Défi 1 >>
Réécrivez la liste en commençant à sa première ligne et en allant jusqu'à la ligne contenant "y-right-axis-title: QRHT (mW)" incluse. Remplacez "exp-data-point" par "point-mesure" et ne changez rien d'autre.

Extrait de source >>
━━━━━━━━━━━━━━━━━━━━━━━━━━━━━━
Lorsque Sundar Singh fit en Angleterre son premier voyage, au printemps 1920, le Comité suisse pour la Mission aux Indes reçut de M. Paton secrétaire des Étudiants chrétiens, l'organisateur de son voyage, la suggestion de l'inviter pour encourager les amis des Missions. Sundar Singh vint sur le continent, fit un rapide séjour à Paris, à la Maison des Missions, mais ne put pas pousser jusqu'en Suisse parce que les invitations des États-Unis l'emportèrent. La nouvelle de sa visite s'était répandue et l'on éprouva une vive déception à le voir s'éloigner ; le livre de Mme Parker, rapporté des Indes par le Dr de Benoit et traduit en français par M. Ch. Rochedieu, avait provoqué une émotion religieuse inusitée. Le sâdhou promit alors que, s'il avait l'occasion de revenir en Occident, il se souviendrait des amis des Missions en Suisse.
Ce projet se réalisa enfin en mars 1922. Le lundi 27 février, à deux heures et demie de l'après-midi, le Bureau de la Mission aux Indes, MM. les pasteurs de Haller, Métraux et Secrétan, et quelques amis attendaient à Lausanne l'arrivée de l'express de Genève ; la veille, le dimanche 26, le sâdhou avait débarqué à 6 h. du matin à Marseille, arrivant de Palestine où il avait enfin pu réaliser un rêve longtemps caressé. A Marseille, M. le pasteur Hug lui avait préparé deux cultes, l'un à l'Église suisse le matin, l'autre à l'Église réformée de France, le soir. Le sâdhou voyagea ensuite toute la nuit et fut accueilli en chemin, au nom du Comité suisse, par M. le pasteur, Francis Joseph.
A Lausanne, on n'était pas sans inquiétude. Que serait cette tournée d'évangélisation et de mission où tout devrait être traduit ? On disait le sâdhou difficile à traduire ; lui-même doit d'abord penser en hindoustani, puis parler en anglais. Cet apôtre de l'Inde n'aurait-il pas des idées, des procédés qui heurteraient nos habitudes routinières et feraient oublier son message ?... il descend de wagon... grand, élancé, coiffé de son turban, un peu lent dans ses mouvements, les yeux à demi-clos, comme un homme qui s'avance sur un terrain inconnu, se laissant conduire par un Guide invisible, pour éviter tout faux-pas. Les présentations sont faites ; un souhait de bienvenue et de bénédiction ; un aimable sourire ; point d'effusions ; et c'est tout. Le sâdhou est installé dans une automobile et conduit à Chailly, où la maison du Dr de Benoit lui est ouverte, mais il n'a pas un regard pour la ville, les montagnes, pas un mot pour son entourage ; il vit en dedans. Nous sommes déjà rassurés.
━━━━━━━━━━━━━━━━━━━━━━━━━━━━━━
Liste fournie >>
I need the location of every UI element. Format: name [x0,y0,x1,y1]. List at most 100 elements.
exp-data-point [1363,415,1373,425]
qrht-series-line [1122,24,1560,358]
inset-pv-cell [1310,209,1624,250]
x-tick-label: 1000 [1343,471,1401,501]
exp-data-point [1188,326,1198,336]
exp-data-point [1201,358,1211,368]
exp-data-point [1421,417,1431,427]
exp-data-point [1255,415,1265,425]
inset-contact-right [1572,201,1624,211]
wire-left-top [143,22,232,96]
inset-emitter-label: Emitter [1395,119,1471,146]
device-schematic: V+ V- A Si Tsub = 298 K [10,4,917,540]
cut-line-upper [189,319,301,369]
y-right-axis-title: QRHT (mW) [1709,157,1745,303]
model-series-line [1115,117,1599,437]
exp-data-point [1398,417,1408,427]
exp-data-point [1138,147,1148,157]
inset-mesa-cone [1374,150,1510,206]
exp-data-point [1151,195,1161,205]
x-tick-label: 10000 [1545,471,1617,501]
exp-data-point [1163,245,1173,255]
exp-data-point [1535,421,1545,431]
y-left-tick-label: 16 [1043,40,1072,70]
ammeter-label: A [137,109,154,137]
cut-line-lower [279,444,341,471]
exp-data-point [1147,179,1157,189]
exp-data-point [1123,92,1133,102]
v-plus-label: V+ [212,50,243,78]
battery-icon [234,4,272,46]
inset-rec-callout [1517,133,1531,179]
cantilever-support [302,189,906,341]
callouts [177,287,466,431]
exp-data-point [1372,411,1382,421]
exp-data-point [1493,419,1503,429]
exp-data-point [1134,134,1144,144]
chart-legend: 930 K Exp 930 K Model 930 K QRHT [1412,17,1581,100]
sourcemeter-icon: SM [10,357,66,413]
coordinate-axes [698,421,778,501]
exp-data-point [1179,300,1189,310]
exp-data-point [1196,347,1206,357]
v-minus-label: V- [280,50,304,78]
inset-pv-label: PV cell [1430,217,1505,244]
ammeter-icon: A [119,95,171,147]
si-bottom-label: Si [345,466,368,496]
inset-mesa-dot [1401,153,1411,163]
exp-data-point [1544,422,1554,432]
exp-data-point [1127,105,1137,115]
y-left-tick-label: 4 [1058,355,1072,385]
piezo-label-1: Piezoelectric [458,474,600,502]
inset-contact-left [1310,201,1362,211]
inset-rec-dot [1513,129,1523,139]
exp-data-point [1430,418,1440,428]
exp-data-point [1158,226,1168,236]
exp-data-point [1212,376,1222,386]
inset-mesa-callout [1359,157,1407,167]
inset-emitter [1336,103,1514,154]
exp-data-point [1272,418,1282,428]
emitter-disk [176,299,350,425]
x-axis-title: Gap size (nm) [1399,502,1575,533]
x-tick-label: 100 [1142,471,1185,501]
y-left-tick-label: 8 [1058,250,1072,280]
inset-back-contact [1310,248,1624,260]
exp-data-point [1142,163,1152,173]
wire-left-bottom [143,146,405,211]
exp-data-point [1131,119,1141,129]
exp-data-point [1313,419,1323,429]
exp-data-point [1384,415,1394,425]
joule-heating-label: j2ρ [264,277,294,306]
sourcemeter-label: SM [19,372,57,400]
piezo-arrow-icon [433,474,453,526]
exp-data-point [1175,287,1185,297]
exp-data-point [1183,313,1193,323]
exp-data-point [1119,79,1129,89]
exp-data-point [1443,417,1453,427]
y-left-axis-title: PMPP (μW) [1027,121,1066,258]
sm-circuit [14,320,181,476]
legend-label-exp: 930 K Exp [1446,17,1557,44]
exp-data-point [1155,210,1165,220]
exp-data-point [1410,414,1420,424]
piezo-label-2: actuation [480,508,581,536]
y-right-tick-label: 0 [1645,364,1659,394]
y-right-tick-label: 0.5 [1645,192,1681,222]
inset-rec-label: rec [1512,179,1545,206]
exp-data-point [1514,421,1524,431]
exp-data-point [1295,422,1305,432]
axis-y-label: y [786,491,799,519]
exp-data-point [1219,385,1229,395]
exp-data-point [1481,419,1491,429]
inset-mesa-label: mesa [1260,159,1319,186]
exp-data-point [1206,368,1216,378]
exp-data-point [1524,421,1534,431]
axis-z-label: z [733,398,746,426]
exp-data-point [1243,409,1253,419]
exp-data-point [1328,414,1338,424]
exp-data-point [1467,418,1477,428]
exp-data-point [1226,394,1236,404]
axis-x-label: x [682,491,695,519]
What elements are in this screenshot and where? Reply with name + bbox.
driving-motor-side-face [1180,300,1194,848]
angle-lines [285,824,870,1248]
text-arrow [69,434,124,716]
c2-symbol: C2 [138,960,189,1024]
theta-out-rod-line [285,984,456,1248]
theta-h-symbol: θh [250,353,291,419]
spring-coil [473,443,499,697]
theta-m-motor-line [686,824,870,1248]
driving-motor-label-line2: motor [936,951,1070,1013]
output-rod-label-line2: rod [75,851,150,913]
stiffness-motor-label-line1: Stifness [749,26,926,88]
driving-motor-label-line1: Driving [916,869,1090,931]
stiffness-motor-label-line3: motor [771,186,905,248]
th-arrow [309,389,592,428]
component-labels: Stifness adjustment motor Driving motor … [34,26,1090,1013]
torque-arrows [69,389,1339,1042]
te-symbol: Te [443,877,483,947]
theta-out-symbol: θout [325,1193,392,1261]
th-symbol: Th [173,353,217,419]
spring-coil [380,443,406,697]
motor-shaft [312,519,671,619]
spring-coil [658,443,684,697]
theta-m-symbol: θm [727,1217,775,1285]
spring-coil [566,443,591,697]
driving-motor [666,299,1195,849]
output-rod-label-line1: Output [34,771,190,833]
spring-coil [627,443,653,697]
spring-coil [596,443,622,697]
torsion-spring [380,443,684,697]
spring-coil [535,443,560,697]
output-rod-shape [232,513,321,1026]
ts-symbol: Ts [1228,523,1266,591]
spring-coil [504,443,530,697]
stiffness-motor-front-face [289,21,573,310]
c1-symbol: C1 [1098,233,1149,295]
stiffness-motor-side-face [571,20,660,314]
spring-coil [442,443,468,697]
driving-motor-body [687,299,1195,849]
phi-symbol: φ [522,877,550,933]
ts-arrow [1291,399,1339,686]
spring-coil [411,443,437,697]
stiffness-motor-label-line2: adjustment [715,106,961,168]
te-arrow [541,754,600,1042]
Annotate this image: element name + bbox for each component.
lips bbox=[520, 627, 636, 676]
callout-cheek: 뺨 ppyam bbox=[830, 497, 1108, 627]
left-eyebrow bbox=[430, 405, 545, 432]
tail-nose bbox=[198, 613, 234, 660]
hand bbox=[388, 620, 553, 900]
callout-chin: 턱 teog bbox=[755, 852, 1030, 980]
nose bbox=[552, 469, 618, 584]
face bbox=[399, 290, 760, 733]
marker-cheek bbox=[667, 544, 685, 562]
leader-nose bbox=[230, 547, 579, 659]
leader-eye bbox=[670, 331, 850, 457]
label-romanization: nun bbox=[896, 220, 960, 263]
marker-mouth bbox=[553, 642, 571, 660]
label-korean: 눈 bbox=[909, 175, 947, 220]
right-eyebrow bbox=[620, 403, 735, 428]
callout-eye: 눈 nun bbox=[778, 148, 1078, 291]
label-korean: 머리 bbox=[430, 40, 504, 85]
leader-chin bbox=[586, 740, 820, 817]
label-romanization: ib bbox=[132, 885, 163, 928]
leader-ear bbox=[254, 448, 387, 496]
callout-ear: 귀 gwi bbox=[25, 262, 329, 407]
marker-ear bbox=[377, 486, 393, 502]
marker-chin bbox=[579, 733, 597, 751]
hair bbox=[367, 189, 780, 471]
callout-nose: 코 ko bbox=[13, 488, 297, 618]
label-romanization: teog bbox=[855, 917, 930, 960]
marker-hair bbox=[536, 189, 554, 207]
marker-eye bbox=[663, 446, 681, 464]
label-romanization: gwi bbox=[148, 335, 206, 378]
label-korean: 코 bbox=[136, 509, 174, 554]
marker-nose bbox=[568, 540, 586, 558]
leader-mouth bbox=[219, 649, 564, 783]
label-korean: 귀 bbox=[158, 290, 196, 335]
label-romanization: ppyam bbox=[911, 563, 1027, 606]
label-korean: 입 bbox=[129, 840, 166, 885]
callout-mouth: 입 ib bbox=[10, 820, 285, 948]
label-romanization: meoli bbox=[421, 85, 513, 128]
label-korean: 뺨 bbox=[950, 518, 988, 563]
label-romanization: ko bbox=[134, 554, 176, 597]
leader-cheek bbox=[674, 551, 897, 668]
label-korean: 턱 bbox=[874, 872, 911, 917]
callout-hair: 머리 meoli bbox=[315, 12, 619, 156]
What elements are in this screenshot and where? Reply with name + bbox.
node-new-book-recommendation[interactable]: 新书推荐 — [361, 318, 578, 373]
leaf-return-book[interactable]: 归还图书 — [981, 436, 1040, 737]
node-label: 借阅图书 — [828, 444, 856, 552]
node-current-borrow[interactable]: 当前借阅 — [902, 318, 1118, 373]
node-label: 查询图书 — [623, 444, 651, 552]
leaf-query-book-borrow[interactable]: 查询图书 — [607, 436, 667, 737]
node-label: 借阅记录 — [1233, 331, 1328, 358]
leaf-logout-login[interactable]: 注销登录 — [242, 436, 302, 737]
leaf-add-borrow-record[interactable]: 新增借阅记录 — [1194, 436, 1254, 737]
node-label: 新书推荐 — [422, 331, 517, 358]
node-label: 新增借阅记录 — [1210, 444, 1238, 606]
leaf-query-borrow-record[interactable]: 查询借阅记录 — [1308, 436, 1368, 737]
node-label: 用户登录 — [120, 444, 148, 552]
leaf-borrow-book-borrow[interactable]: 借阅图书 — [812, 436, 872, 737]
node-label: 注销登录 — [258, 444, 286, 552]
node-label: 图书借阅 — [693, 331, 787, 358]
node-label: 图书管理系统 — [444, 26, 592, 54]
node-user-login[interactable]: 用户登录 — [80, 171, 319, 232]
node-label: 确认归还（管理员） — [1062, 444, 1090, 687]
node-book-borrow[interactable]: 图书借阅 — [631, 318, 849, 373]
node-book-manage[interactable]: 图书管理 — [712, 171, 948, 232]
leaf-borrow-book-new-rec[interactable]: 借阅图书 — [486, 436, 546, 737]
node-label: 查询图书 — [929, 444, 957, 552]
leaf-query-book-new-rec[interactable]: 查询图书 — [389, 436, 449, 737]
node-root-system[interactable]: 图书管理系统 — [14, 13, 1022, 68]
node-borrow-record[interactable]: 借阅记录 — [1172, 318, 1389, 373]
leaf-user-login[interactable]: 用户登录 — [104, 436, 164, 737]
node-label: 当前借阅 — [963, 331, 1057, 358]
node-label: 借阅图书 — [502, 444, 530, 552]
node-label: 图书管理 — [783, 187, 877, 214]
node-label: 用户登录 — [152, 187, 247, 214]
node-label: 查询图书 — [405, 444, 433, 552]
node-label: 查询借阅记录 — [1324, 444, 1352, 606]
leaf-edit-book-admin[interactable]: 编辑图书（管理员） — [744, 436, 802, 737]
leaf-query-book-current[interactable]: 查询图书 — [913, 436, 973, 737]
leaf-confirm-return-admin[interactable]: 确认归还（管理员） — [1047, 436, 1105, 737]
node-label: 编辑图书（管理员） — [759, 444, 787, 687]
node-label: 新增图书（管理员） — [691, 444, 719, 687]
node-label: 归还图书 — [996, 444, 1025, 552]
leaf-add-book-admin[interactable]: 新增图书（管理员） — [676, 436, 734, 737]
━━━━━━━━━━━━━━━━━━━━━━━━━━━━━━
Défi 2 >>
Poursuivez, s'il vous plaît, l'extrait sur Sundar Singh à partir de sa dernière phrase.

Réponse rédigée 1 >>
I need the location of every UI element. Format: name [x0,y0,x1,y1]. List at most 100 elements.
point-mesure [1363,415,1373,425]
qrht-series-line [1122,24,1560,358]
inset-pv-cell [1310,209,1624,250]
x-tick-label: 1000 [1343,471,1401,501]
point-mesure [1188,326,1198,336]
point-mesure [1201,358,1211,368]
point-mesure [1421,417,1431,427]
point-mesure [1255,415,1265,425]
inset-contact-right [1572,201,1624,211]
wire-left-top [143,22,232,96]
inset-emitter-label: Emitter [1395,119,1471,146]
device-schematic: V+ V- A Si Tsub = 298 K [10,4,917,540]
cut-line-upper [189,319,301,369]
y-right-axis-title: QRHT (mW) [1709,157,1745,303]

Réponse rédigée 2 >>
A cinq heures du soir, nous nous retrouvons avec le plan de campagne dressé pour le mois de mars à travers la Suisse ; la carte est sur la table. Au bout d'un instant, le sâdhou a compris ; Il n'a pas pris de notes, mais les dates et les lieux sont dans son esprit. Il accepte notre plan, qui lui avait été soumis dans ses grandes lignes avant son départ des Indes, mais il fait biffer certaines réunions : « Ne me faites pas parler plus d'une fois par jour, sauf le dimanche ; ce n'est pas la même chose que de donner une leçon à l'école ; cela deviendrait une affaire, comme de mettre des lettres à la poste, et il n'y aurait pas de bénédictions ; or nous voulons du fruit... » Nous prions ensemble. Il prie comme nous, simplement. Nous sommes tout à fait rassurés et heureux.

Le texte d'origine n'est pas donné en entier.